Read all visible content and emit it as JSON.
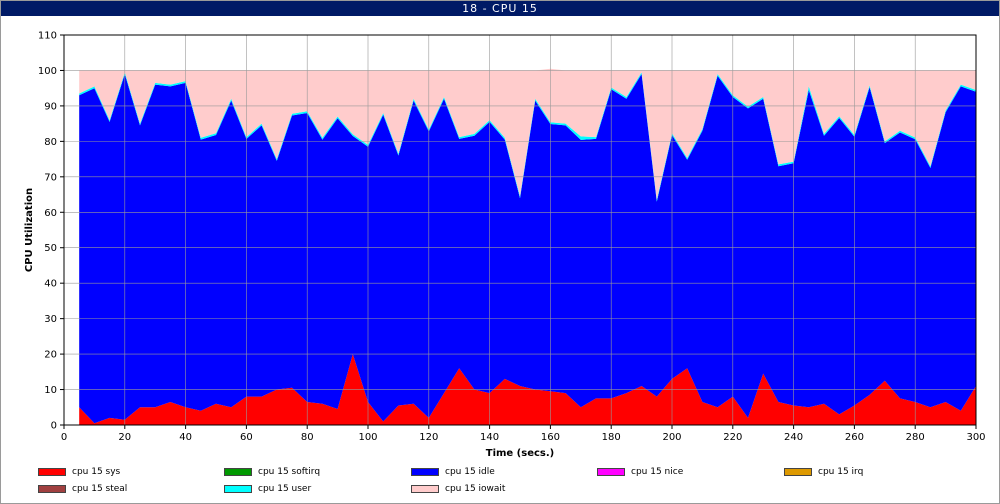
{
  "window": {
    "title": "18 - CPU 15"
  },
  "chart_data": {
    "type": "area",
    "stacked": true,
    "title": "18 - CPU 15",
    "xlabel": "Time (secs.)",
    "ylabel": "CPU Utilization",
    "xlim": [
      0,
      300
    ],
    "ylim": [
      0,
      110
    ],
    "xticks": [
      0,
      20,
      40,
      60,
      80,
      100,
      120,
      140,
      160,
      180,
      200,
      220,
      240,
      260,
      280,
      300
    ],
    "yticks": [
      0,
      10,
      20,
      30,
      40,
      50,
      60,
      70,
      80,
      90,
      100,
      110
    ],
    "grid": true,
    "legend_position": "bottom",
    "x": [
      5,
      10,
      15,
      20,
      25,
      30,
      35,
      40,
      45,
      50,
      55,
      60,
      65,
      70,
      75,
      80,
      85,
      90,
      95,
      100,
      105,
      110,
      115,
      120,
      125,
      130,
      135,
      140,
      145,
      150,
      155,
      160,
      165,
      170,
      175,
      180,
      185,
      190,
      195,
      200,
      205,
      210,
      215,
      220,
      225,
      230,
      235,
      240,
      245,
      250,
      255,
      260,
      265,
      270,
      275,
      280,
      285,
      290,
      295,
      300
    ],
    "series": [
      {
        "name": "cpu 15 sys",
        "color": "#ff0000",
        "values": [
          5,
          0.5,
          2,
          1.5,
          5,
          5,
          6.5,
          5,
          4,
          6,
          5,
          8,
          8,
          10,
          10.5,
          6.5,
          6,
          4.5,
          20,
          6.5,
          1,
          5.5,
          6,
          2,
          9,
          16,
          10,
          9,
          13,
          11,
          10,
          9.5,
          9,
          5,
          7.5,
          7.5,
          9,
          11,
          8,
          13,
          16,
          6.5,
          5,
          8,
          2,
          14.5,
          6.5,
          5.5,
          5,
          6,
          3,
          5.5,
          8.5,
          12.5,
          7.5,
          6.5,
          5,
          6.5,
          4,
          11
        ]
      },
      {
        "name": "cpu 15 softirq",
        "color": "#009900",
        "values": [
          0,
          0,
          0,
          0,
          0,
          0,
          0,
          0,
          0,
          0,
          0,
          0,
          0,
          0,
          0,
          0,
          0,
          0,
          0,
          0,
          0,
          0,
          0,
          0,
          0,
          0,
          0,
          0,
          0,
          0,
          0,
          0,
          0,
          0,
          0,
          0,
          0,
          0,
          0,
          0,
          0,
          0,
          0,
          0,
          0,
          0,
          0,
          0,
          0,
          0,
          0,
          0,
          0,
          0,
          0,
          0,
          0,
          0,
          0,
          0
        ]
      },
      {
        "name": "cpu 15 idle",
        "color": "#0000ff",
        "values": [
          88,
          94.5,
          83.5,
          97.5,
          79.5,
          91,
          89,
          91.5,
          76.5,
          75.8,
          86.5,
          72.7,
          76.5,
          64.5,
          76.8,
          81.5,
          74.5,
          82,
          61.5,
          72,
          86.5,
          70.5,
          85.5,
          80.8,
          83,
          64.7,
          71.6,
          76.5,
          67.5,
          53,
          81.5,
          75.4,
          75.5,
          75.4,
          73.2,
          87.2,
          83,
          88,
          55,
          68.8,
          58.8,
          76.5,
          93.5,
          84.5,
          87.3,
          77.5,
          66.5,
          68.3,
          89.5,
          75.6,
          83.6,
          75.8,
          86.8,
          67,
          75,
          74.1,
          67.5,
          81.7,
          91.5,
          83
        ]
      },
      {
        "name": "cpu 15 nice",
        "color": "#ff00ff",
        "values": [
          0,
          0,
          0,
          0,
          0,
          0,
          0,
          0,
          0,
          0,
          0,
          0,
          0,
          0,
          0,
          0,
          0,
          0,
          0,
          0,
          0,
          0,
          0,
          0,
          0,
          0,
          0,
          0,
          0,
          0,
          0,
          0,
          0,
          0,
          0,
          0,
          0,
          0,
          0,
          0,
          0,
          0,
          0,
          0,
          0,
          0,
          0,
          0,
          0,
          0,
          0,
          0,
          0,
          0,
          0,
          0,
          0,
          0,
          0,
          0
        ]
      },
      {
        "name": "cpu 15 irq",
        "color": "#dd9900",
        "values": [
          0,
          0,
          0,
          0,
          0,
          0,
          0,
          0,
          0,
          0,
          0,
          0,
          0,
          0,
          0,
          0,
          0,
          0,
          0,
          0,
          0,
          0,
          0,
          0,
          0,
          0,
          0,
          0,
          0,
          0,
          0,
          0,
          0,
          0,
          0,
          0,
          0,
          0,
          0,
          0,
          0,
          0,
          0,
          0,
          0,
          0,
          0,
          0,
          0,
          0,
          0,
          0,
          0,
          0,
          0,
          0,
          0,
          0,
          0,
          0
        ]
      },
      {
        "name": "cpu 15 steal",
        "color": "#a04040",
        "values": [
          0,
          0,
          0,
          0,
          0,
          0,
          0,
          0,
          0,
          0,
          0,
          0,
          0,
          0,
          0,
          0,
          0,
          0,
          0,
          0,
          0,
          0,
          0,
          0,
          0,
          0,
          0,
          0,
          0,
          0,
          0,
          0,
          0,
          0,
          0,
          0,
          0,
          0,
          0,
          0,
          0,
          0,
          0,
          0,
          0,
          0,
          0,
          0,
          0,
          0,
          0,
          0,
          0,
          0,
          0,
          0,
          0,
          0,
          0,
          0
        ]
      },
      {
        "name": "cpu 15 user",
        "color": "#00ffff",
        "values": [
          0.5,
          0.5,
          0.5,
          0.5,
          0.5,
          0.5,
          0.5,
          0.5,
          0.5,
          0.5,
          0.5,
          0.5,
          0.5,
          0.5,
          0.5,
          0.5,
          0.5,
          0.5,
          0.5,
          0.5,
          0.5,
          0.5,
          0.5,
          0.5,
          0.5,
          0.5,
          0.5,
          0.5,
          0.5,
          0.5,
          0.5,
          0.5,
          0.5,
          1,
          0.5,
          0.5,
          0.5,
          0.5,
          0.5,
          0.5,
          0.5,
          0.5,
          0.5,
          0.5,
          0.5,
          0.5,
          0.5,
          0.5,
          1,
          0.5,
          0.5,
          0.5,
          0.5,
          0.5,
          0.5,
          0.5,
          0.5,
          0.5,
          0.5,
          0.5
        ]
      },
      {
        "name": "cpu 15 iowait",
        "color": "#ffcccc",
        "values": [
          6.5,
          4.5,
          14,
          0.5,
          15,
          3.5,
          4,
          3,
          19,
          17.7,
          8,
          18.8,
          15,
          25,
          12.2,
          11.5,
          19,
          13,
          18,
          21,
          12,
          23.5,
          8,
          16.7,
          7.5,
          18.8,
          17.9,
          14,
          19,
          35.5,
          8,
          15.1,
          15,
          18.6,
          18.8,
          4.8,
          7.5,
          0.5,
          36.5,
          17.7,
          24.7,
          16.5,
          1,
          7,
          10.2,
          7.5,
          26.5,
          25.7,
          4.5,
          17.9,
          12.9,
          18.2,
          4.2,
          20,
          17,
          18.9,
          27,
          11.3,
          4,
          5.5
        ]
      }
    ]
  }
}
━━━━━━
Given problem:
Respond with the number of lines containing "name" and no additional words.

Response to this exercise:
8